• GOAL:
Report the number of lines in these entries that contain "JSON". Write only the number.

• DATA SUPPLIED:
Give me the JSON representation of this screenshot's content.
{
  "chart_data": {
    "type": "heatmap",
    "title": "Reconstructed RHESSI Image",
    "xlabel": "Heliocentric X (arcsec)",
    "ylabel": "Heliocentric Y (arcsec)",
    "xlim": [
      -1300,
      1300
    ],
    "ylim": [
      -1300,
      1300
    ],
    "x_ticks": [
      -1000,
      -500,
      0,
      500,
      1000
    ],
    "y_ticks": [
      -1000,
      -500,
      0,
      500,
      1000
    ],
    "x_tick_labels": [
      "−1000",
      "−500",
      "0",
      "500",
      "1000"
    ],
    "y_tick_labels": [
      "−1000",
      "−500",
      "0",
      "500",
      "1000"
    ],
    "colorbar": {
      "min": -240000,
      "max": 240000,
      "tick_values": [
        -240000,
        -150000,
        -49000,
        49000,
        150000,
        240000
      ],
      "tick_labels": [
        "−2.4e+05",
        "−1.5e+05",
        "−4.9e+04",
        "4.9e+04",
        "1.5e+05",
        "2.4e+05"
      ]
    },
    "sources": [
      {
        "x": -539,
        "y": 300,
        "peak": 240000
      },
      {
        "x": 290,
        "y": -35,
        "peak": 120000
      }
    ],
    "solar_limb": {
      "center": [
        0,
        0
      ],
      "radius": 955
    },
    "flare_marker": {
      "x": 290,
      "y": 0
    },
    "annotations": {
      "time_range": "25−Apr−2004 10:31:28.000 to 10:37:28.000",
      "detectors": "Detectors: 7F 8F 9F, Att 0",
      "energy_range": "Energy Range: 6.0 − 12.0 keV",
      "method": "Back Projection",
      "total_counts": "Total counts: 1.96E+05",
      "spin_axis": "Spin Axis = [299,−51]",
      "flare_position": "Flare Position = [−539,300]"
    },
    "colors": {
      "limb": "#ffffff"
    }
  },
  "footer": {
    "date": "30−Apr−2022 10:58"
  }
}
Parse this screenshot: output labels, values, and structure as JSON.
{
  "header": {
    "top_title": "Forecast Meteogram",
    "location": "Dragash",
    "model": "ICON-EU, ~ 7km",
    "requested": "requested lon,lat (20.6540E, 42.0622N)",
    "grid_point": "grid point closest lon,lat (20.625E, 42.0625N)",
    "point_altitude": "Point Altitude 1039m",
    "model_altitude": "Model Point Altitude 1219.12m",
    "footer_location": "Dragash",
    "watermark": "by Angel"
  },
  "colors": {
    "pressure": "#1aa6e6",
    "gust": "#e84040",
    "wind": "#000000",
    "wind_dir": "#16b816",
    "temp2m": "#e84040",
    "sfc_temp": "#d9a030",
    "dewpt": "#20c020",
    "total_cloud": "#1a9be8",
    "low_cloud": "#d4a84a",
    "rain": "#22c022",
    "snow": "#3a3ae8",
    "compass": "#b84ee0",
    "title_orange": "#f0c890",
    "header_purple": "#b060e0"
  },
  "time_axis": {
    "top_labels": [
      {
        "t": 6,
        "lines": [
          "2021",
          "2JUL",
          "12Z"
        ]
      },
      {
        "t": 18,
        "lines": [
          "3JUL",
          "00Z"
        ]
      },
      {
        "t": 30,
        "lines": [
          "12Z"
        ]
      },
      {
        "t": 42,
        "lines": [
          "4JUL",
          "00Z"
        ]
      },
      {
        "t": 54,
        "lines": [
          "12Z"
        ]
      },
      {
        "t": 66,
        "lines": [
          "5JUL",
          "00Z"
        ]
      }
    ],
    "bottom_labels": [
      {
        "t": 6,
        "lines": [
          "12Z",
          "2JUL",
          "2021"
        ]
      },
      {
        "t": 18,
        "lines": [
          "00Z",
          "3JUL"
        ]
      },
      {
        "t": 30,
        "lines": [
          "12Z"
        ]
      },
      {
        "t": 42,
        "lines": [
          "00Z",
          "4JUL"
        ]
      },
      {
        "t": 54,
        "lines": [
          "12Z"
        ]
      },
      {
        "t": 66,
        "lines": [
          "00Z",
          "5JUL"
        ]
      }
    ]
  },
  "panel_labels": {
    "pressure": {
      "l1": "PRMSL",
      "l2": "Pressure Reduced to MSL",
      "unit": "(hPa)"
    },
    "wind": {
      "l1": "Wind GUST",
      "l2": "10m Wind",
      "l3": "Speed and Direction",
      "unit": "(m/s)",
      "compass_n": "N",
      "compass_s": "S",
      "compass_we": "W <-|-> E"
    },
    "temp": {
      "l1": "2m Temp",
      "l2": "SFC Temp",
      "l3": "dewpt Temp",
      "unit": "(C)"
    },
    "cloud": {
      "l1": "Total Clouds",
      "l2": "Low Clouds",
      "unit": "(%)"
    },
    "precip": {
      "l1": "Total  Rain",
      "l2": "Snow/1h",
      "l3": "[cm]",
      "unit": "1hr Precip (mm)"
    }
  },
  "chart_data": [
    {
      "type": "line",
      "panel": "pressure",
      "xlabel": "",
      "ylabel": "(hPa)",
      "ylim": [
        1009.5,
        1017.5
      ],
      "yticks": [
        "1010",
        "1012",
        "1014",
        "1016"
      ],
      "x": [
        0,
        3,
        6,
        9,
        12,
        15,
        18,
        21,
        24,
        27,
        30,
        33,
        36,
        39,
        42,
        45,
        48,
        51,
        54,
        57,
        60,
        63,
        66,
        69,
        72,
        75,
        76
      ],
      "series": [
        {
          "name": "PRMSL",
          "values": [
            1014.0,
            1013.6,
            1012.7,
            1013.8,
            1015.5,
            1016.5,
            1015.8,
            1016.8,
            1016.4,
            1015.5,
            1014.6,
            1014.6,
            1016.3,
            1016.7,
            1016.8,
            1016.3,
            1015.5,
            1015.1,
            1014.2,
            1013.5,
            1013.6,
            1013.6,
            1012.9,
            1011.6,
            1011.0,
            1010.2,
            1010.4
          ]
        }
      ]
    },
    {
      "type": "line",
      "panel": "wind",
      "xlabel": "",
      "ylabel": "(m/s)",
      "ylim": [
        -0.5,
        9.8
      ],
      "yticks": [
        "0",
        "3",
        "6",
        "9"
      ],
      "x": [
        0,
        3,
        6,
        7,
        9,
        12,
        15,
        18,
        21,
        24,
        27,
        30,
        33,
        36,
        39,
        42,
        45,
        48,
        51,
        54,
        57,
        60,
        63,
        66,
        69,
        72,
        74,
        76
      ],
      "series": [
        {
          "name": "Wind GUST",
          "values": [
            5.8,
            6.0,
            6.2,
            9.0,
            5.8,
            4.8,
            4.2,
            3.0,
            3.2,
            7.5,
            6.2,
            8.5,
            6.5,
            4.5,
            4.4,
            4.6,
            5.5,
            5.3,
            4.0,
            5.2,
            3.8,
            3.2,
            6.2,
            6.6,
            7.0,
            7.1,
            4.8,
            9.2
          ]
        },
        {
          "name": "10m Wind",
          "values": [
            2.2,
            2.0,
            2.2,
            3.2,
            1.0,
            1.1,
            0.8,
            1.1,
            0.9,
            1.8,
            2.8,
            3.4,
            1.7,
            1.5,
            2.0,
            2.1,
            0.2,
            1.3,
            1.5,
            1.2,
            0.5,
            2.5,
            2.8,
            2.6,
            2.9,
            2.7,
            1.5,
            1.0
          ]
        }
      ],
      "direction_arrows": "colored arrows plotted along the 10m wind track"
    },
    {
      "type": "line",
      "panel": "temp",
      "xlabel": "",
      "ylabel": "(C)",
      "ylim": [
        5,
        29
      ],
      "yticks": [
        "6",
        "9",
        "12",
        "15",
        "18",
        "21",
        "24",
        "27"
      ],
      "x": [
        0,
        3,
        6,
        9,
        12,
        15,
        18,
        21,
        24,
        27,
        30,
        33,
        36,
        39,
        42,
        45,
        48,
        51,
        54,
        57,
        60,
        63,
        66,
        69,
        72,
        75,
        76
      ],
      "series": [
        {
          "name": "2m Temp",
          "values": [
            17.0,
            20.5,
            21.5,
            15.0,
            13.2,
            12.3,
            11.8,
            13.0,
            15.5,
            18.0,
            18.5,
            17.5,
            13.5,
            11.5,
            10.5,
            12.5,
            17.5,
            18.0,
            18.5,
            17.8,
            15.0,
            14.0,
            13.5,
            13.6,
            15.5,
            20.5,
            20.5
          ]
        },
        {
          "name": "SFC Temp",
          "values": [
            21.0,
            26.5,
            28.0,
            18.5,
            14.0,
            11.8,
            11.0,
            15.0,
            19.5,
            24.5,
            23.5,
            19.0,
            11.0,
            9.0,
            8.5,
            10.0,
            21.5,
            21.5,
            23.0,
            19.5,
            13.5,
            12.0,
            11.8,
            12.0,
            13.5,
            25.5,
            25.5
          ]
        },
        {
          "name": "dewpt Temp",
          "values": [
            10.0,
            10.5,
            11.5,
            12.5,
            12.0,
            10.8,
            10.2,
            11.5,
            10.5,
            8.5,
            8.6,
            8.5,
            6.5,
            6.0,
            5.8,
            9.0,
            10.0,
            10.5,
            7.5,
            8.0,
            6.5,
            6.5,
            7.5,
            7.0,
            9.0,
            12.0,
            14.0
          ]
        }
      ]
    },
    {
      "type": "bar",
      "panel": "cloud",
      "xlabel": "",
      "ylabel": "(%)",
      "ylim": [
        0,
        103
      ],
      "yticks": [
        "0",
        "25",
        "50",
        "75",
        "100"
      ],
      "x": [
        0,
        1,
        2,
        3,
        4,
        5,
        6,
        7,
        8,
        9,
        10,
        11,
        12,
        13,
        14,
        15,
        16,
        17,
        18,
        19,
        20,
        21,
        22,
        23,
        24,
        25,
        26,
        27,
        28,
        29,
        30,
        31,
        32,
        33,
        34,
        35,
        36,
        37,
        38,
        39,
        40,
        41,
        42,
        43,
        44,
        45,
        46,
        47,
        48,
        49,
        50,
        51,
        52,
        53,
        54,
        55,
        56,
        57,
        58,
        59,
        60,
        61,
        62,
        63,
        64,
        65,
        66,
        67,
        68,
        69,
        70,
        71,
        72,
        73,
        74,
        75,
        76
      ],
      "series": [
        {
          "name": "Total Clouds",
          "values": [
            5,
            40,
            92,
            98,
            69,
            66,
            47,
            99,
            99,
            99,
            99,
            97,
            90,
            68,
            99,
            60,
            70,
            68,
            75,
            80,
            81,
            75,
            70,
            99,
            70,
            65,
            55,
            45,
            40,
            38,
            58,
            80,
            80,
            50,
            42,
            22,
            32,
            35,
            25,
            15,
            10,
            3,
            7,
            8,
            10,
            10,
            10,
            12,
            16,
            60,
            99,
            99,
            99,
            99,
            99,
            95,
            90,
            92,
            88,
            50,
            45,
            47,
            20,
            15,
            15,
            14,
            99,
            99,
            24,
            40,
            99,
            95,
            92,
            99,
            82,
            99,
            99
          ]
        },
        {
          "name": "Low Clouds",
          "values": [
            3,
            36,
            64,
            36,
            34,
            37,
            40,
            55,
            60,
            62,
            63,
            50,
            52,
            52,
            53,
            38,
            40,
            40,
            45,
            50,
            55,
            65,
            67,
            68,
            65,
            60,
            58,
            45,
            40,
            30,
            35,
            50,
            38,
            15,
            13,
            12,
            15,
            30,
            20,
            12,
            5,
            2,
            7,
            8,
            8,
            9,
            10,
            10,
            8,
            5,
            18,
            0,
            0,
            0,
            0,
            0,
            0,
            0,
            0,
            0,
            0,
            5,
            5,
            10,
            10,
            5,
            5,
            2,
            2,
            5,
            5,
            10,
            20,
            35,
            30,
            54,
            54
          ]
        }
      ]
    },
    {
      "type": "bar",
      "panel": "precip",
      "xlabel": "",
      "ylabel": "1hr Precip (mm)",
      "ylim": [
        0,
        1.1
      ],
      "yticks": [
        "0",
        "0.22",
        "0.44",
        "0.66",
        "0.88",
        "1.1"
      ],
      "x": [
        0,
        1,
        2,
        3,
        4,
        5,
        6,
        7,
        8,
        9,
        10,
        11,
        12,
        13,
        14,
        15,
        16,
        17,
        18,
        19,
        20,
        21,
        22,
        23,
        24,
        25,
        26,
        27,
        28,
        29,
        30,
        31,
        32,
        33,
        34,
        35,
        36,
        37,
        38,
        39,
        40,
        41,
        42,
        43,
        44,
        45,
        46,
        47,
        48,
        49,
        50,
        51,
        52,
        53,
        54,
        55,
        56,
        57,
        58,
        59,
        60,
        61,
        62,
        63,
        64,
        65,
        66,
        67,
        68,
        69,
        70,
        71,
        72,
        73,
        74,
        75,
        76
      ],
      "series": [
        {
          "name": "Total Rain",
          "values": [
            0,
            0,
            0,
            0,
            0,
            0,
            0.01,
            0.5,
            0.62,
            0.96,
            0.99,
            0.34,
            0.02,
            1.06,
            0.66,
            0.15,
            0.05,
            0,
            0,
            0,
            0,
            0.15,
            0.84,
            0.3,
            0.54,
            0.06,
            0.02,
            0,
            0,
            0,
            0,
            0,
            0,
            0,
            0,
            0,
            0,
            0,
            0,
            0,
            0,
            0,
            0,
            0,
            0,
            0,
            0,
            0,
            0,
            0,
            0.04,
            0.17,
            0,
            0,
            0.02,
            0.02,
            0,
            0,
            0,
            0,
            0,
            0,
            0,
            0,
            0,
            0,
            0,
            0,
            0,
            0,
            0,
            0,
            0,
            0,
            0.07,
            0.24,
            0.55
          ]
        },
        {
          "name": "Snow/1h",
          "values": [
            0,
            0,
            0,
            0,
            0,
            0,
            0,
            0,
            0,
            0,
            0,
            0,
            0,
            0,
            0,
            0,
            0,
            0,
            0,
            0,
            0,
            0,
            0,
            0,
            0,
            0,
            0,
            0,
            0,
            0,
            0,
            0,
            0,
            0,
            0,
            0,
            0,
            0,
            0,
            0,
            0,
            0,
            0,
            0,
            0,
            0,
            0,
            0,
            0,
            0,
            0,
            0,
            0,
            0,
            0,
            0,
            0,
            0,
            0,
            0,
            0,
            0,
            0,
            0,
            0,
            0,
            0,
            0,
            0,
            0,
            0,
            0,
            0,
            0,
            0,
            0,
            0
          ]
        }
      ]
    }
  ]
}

• RESULT OF THIS TASK:
2